- **Records shown**
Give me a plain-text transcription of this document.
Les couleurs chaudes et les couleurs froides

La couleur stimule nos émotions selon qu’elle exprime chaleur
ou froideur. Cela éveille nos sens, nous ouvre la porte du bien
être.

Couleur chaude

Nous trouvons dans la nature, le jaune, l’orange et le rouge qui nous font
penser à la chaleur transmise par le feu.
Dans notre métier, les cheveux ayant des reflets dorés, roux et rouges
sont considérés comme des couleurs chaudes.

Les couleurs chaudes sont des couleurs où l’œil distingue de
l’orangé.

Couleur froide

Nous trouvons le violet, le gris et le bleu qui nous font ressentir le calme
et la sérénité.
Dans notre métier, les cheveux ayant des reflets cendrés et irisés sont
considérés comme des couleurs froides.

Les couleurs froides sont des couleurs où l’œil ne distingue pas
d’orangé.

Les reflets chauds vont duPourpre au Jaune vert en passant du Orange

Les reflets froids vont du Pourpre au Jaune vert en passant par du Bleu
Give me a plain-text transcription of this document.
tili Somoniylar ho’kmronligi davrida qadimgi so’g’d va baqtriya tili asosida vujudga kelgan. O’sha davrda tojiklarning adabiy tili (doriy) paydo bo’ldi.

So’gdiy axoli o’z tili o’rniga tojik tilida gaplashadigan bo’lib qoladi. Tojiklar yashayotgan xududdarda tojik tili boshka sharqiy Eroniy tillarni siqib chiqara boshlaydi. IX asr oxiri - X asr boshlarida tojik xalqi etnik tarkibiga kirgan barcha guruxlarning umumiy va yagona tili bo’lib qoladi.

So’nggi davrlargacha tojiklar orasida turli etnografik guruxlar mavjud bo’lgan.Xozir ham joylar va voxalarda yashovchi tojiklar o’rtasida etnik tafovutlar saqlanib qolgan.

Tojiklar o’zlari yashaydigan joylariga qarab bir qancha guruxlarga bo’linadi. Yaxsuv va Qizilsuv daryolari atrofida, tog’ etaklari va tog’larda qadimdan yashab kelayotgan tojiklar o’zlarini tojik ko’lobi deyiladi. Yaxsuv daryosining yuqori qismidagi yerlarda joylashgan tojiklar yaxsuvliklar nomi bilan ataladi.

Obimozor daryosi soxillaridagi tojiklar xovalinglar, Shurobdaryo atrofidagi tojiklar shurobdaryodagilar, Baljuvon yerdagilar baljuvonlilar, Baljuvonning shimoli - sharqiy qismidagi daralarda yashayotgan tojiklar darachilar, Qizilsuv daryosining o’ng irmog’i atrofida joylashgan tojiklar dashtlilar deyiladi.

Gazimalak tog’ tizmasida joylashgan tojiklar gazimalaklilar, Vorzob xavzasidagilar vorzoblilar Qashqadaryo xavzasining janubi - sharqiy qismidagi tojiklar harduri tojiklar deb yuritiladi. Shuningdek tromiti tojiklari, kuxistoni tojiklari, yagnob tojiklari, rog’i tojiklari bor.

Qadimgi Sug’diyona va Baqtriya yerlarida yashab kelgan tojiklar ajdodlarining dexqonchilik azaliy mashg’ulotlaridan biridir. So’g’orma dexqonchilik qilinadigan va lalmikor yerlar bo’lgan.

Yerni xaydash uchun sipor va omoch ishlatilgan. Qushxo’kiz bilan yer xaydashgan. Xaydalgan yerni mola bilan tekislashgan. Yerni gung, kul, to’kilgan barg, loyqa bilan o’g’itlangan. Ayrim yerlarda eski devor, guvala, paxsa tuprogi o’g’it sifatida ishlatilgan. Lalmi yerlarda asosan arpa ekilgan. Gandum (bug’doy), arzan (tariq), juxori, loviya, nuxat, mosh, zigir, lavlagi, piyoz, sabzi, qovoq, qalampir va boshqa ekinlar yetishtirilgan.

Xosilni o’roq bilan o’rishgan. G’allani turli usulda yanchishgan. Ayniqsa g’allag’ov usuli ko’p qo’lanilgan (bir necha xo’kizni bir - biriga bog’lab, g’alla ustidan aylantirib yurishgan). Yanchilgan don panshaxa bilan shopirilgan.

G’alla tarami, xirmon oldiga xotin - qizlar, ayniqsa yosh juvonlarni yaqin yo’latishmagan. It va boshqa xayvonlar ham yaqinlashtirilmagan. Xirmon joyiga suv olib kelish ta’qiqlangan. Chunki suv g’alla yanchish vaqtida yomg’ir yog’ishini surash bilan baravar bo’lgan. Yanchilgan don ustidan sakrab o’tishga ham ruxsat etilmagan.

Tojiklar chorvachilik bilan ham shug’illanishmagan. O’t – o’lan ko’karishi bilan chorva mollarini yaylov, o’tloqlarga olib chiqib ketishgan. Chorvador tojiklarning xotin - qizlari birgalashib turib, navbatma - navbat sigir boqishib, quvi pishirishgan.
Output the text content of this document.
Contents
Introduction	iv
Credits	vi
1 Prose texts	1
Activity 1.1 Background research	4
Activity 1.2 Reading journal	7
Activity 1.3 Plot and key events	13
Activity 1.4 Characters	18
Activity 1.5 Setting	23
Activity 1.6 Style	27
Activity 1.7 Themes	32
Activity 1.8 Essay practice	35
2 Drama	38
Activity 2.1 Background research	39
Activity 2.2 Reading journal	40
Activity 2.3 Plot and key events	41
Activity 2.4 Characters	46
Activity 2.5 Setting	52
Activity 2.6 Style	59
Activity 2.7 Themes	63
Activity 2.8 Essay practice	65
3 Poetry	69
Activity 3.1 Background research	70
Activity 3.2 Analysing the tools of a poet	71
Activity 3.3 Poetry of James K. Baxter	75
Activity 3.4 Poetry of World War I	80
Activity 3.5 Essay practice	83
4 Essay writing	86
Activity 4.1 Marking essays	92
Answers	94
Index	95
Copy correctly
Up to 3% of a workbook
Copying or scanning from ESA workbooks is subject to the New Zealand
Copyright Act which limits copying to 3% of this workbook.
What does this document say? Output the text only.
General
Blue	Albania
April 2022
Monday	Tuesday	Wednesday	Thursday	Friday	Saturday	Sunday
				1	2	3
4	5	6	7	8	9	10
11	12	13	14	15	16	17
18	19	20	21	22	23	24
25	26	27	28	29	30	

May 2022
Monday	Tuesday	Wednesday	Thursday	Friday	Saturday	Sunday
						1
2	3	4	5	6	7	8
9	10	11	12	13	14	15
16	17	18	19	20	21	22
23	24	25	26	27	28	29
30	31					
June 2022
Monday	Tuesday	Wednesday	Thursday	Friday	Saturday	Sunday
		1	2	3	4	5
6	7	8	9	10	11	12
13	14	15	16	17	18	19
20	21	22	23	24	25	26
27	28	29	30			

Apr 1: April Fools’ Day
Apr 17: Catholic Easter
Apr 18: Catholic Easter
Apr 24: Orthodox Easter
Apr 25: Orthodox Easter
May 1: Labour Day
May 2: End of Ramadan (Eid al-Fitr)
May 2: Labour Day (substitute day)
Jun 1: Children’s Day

- **Problem details**
Return every line of the preceding records in which the word "etnik" appears.

- **Answer to the task**
So’gdiy axoli o’z tili o’rniga tojik tilida gaplashadigan bo’lib qoladi. Tojiklar yashayotgan xududdarda tojik tili boshka sharqiy Eroniy tillarni siqib chiqara boshlaydi. IX asr oxiri - X asr boshlarida tojik xalqi etnik tarkibiga kirgan barcha guruxlarning umumiy va yagona tili bo’lib qoladi.
So’nggi davrlargacha tojiklar orasida turli etnografik guruxlar mavjud bo’lgan.Xozir ham joylar va voxalarda yashovchi tojiklar o’rtasida etnik tafovutlar saqlanib qolgan.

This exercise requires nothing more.